___ Materials provided ___

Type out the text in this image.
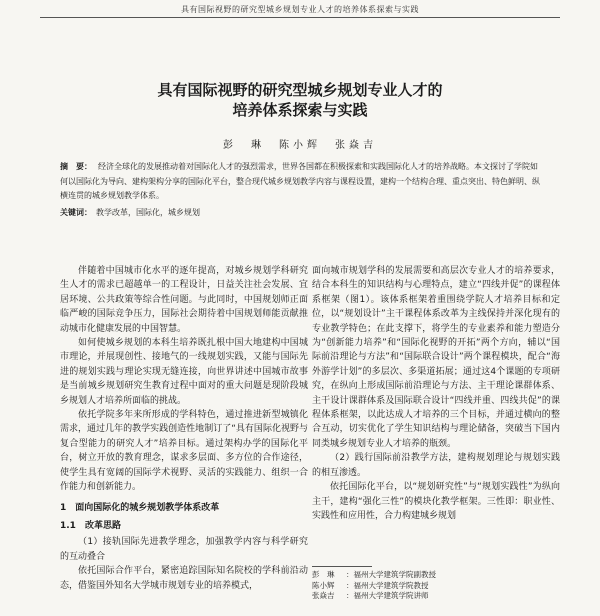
具有国际视野的研究型城乡规划专业人才的培养体系探索与实践
具有国际视野的研究型城乡规划专业人才的
培养体系探索与实践
彭　琳　陈小辉　张焱吉
摘　要： 经济全球化的发展推动着对国际化人才的强烈需求，世界各国都在积极探索和实践国际化人才的培养战略。本文探讨了学院如何以国际化为导向、建构架构分享的国际化平台，整合现代城乡规划教学内容与课程设置，建构一个结构合理、重点突出、特色鲜明、纵横连贯的城乡规划教学体系。
关键词： 教学改革，国际化，城乡规划

伴随着中国城市化水平的逐年提高，对城乡规划学科研究生人才的需求已超越单一的工程设计，日益关注社会发展、宜居环境、公共政策等综合性问题。与此同时，中国规划师正面临严峻的国际竞争压力，国际社会期待着中国规划师能贡献推动城市化健康发展的中国智慧。

如何使城乡规划的本科生培养既扎根中国大地建构中国城市理论，并展现创性、接地气的一线规划实践，又能与国际先进的规划实践与理论实现无缝连接，向世界讲述中国城市故事是当前城乡规划研究生教育过程中面对的重大问题是现阶段城乡规划人才培养所面临的挑战。

依托学院多年来所形成的学科特色，通过推进新型城镇化需求，通过几年的教学实践创造性地制订了“具有国际化视野与复合型能力的研究人才”培养目标。通过架构办学的国际化平台，树立开放的教育理念，谋求多层面、多方位的合作途径，使学生具有宽阔的国际学术视野、灵活的实践能力、组织一合作能力和创新能力。

1　面向国际化的城乡规划教学体系改革
1.1　改革思路

（1）接轨国际先进教学理念，加强教学内容与科学研究的互动叠合

依托国际合作平台，紧密追踪国际知名院校的学科前沿动态，借鉴国外知名大学城市规划专业的培养模式，

面向城市规划学科的发展需要和高层次专业人才的培养要求，结合本科生的知识结构与心理特点，建立“四线并促”的课程体系框架（图1）。该体系框架着重围绕学院人才培养目标和定位，以“规划设计”主干课程体系改革为主线保持并深化现有的专业教学特色；在此支撑下，将学生的专业素养和能力塑造分为“创新能力培养”和“国际化视野的开拓”两个方向，辅以“国际前沿理论与方法”和“国际联合设计”两个课程模块，配合“海外游学计划”的多层次、多渠道拓展；通过这4个课题的专项研究，在纵向上形成国际前沿理论与方法、主干理论课群体系、主干设计课群体系及国际联合设计“四线并重、四线共促”的课程体系框架，以此达成人才培养的三个目标，并通过横向的整合互动，切实优化了学生知识结构与理论储备，突破当下国内同类城乡规划专业人才培养的瓶颈。

（2）践行国际前沿教学方法，建构规划理论与规划实践的相互渗透。

依托国际化平台，以“规划研究性”与“规划实践性”为纵向主干，建构“强化三性”的模块化教学框架。三性即：职业性、实践性和应用性，合力构建城乡规划

彭　琳 ：福州大学建筑学院副教授
陈小辉 ：福州大学建筑学院教授
张焱吉 ：福州大学建筑学院讲师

___

Given exercise.
Return all of the data exactly as written, and drop the pictures.

Response to the task.
Type out the text in this image.
具有国际视野的研究型城乡规划专业人才的培养体系探索与实践
具有国际视野的研究型城乡规划专业人才的
培养体系探索与实践
彭　琳　陈小辉　张焱吉
摘　要： 经济全球化的发展推动着对国际化人才的强烈需求，世界各国都在积极探索和实践国际化人才的培养战略。本文探讨了学院如何以国际化为导向、建构架构分享的国际化平台，整合现代城乡规划教学内容与课程设置，建构一个结构合理、重点突出、特色鲜明、纵横连贯的城乡规划教学体系。
关键词： 教学改革，国际化，城乡规划

伴随着中国城市化水平的逐年提高，对城乡规划学科研究生人才的需求已超越单一的工程设计，日益关注社会发展、宜居环境、公共政策等综合性问题。与此同时，中国规划师正面临严峻的国际竞争压力，国际社会期待着中国规划师能贡献推动城市化健康发展的中国智慧。

如何使城乡规划的本科生培养既扎根中国大地建构中国城市理论，并展现创性、接地气的一线规划实践，又能与国际先进的规划实践与理论实现无缝连接，向世界讲述中国城市故事是当前城乡规划研究生教育过程中面对的重大问题是现阶段城乡规划人才培养所面临的挑战。

依托学院多年来所形成的学科特色，通过推进新型城镇化需求，通过几年的教学实践创造性地制订了“具有国际化视野与复合型能力的研究人才”培养目标。通过架构办学的国际化平台，树立开放的教育理念，谋求多层面、多方位的合作途径，使学生具有宽阔的国际学术视野、灵活的实践能力、组织一合作能力和创新能力。

1　面向国际化的城乡规划教学体系改革
1.1　改革思路

（1）接轨国际先进教学理念，加强教学内容与科学研究的互动叠合

依托国际合作平台，紧密追踪国际知名院校的学科前沿动态，借鉴国外知名大学城市规划专业的培养模式，

面向城市规划学科的发展需要和高层次专业人才的培养要求，结合本科生的知识结构与心理特点，建立“四线并促”的课程体系框架（图1）。该体系框架着重围绕学院人才培养目标和定位，以“规划设计”主干课程体系改革为主线保持并深化现有的专业教学特色；在此支撑下，将学生的专业素养和能力塑造分为“创新能力培养”和“国际化视野的开拓”两个方向，辅以“国际前沿理论与方法”和“国际联合设计”两个课程模块，配合“海外游学计划”的多层次、多渠道拓展；通过这4个课题的专项研究，在纵向上形成国际前沿理论与方法、主干理论课群体系、主干设计课群体系及国际联合设计“四线并重、四线共促”的课程体系框架，以此达成人才培养的三个目标，并通过横向的整合互动，切实优化了学生知识结构与理论储备，突破当下国内同类城乡规划专业人才培养的瓶颈。

（2）践行国际前沿教学方法，建构规划理论与规划实践的相互渗透。

依托国际化平台，以“规划研究性”与“规划实践性”为纵向主干，建构“强化三性”的模块化教学框架。三性即：职业性、实践性和应用性，合力构建城乡规划

彭　琳 ：福州大学建筑学院副教授
陈小辉 ：福州大学建筑学院教授
张焱吉 ：福州大学建筑学院讲师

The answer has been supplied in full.